In the records that follow, show each line where the word "Tornadot" is present.

Rows start

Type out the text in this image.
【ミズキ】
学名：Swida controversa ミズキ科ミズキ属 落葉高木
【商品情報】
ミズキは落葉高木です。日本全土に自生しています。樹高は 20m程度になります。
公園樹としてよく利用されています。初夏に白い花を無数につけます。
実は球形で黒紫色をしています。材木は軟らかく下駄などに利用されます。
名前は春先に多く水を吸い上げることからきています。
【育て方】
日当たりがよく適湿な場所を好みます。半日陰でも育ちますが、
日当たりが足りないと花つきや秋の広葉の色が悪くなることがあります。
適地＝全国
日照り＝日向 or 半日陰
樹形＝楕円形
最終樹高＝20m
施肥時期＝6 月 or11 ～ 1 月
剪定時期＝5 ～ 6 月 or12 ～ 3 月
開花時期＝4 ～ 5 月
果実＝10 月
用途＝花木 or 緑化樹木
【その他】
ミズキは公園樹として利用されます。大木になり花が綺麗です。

Rows end
Rows start

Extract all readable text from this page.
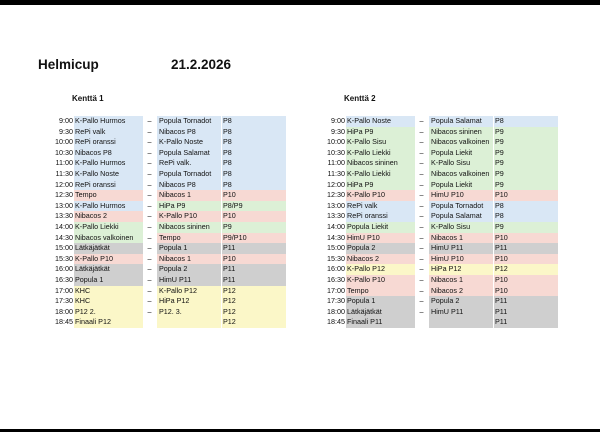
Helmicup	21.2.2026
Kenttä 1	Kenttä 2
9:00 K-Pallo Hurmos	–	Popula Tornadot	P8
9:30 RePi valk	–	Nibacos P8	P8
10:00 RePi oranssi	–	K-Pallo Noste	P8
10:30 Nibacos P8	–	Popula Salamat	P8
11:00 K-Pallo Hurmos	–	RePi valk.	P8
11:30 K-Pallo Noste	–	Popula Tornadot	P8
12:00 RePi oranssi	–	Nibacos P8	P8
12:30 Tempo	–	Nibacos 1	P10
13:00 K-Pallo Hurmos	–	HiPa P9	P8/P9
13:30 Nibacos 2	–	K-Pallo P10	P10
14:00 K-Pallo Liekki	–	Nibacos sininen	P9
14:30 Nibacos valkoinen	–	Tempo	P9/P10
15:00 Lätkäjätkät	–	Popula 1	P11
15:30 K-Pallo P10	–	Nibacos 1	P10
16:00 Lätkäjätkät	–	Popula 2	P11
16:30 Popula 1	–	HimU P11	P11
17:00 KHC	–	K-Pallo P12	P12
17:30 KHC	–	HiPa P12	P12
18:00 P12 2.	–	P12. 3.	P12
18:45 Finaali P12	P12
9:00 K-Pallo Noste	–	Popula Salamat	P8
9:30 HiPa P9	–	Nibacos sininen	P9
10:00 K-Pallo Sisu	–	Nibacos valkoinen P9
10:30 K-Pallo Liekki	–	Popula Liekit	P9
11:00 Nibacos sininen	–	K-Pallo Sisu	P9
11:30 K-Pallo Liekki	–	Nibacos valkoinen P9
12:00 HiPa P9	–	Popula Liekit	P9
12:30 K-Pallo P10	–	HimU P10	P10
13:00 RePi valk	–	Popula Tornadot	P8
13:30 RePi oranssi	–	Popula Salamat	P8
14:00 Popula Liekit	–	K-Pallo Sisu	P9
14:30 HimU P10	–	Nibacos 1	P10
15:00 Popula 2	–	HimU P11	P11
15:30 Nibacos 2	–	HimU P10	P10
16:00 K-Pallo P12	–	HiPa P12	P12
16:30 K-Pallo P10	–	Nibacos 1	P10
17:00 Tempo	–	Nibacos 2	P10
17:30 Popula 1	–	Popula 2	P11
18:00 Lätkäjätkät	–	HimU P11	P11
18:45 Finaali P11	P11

Rows end
Rows start

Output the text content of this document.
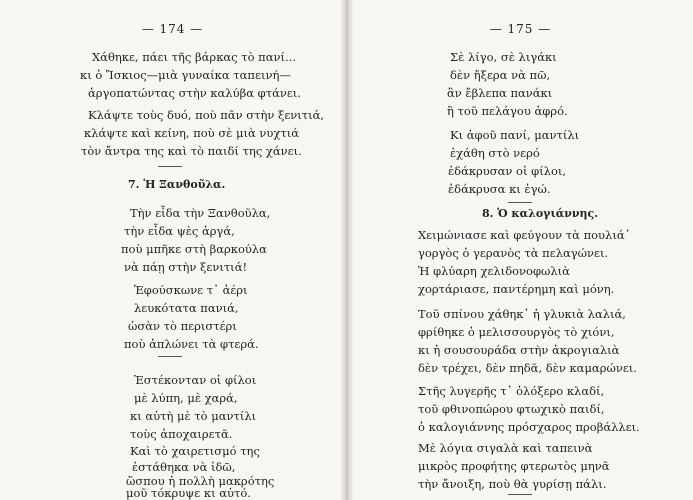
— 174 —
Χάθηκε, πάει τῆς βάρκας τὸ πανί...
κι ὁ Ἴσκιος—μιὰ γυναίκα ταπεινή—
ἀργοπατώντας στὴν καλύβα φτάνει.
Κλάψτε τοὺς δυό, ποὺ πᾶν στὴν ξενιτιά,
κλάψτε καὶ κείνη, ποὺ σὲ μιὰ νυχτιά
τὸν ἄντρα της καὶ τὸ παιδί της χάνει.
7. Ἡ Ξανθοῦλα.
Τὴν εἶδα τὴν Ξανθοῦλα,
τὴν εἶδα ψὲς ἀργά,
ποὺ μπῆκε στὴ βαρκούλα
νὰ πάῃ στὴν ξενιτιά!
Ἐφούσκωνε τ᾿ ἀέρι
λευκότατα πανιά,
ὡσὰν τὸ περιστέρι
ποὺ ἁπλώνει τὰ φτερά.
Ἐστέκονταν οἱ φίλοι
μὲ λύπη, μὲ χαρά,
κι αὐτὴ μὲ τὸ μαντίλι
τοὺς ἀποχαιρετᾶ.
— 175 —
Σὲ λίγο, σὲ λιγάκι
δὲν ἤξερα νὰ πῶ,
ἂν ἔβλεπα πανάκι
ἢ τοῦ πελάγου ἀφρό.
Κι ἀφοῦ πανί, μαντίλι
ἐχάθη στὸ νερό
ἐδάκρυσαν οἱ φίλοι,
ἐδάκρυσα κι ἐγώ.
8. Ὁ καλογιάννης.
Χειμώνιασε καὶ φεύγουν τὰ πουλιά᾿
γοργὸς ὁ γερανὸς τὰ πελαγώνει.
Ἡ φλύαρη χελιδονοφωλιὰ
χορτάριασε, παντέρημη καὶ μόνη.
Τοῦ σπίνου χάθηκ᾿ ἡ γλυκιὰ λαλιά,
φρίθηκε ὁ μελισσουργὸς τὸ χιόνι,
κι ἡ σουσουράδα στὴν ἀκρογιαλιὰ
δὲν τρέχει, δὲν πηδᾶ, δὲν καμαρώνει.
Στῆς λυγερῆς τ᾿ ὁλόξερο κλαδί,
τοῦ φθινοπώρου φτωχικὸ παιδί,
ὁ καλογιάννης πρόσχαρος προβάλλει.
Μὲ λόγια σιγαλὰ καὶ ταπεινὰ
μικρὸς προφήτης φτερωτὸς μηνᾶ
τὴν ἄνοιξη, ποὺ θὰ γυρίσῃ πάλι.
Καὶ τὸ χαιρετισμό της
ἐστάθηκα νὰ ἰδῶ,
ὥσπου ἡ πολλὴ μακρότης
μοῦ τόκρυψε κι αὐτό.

Rows end

> [Response below]:
9:00 K-Pallo Hurmos	–	Popula Tornadot	P8
11:30 K-Pallo Noste	–	Popula Tornadot	P8
13:00 RePi valk	–	Popula Tornadot	P8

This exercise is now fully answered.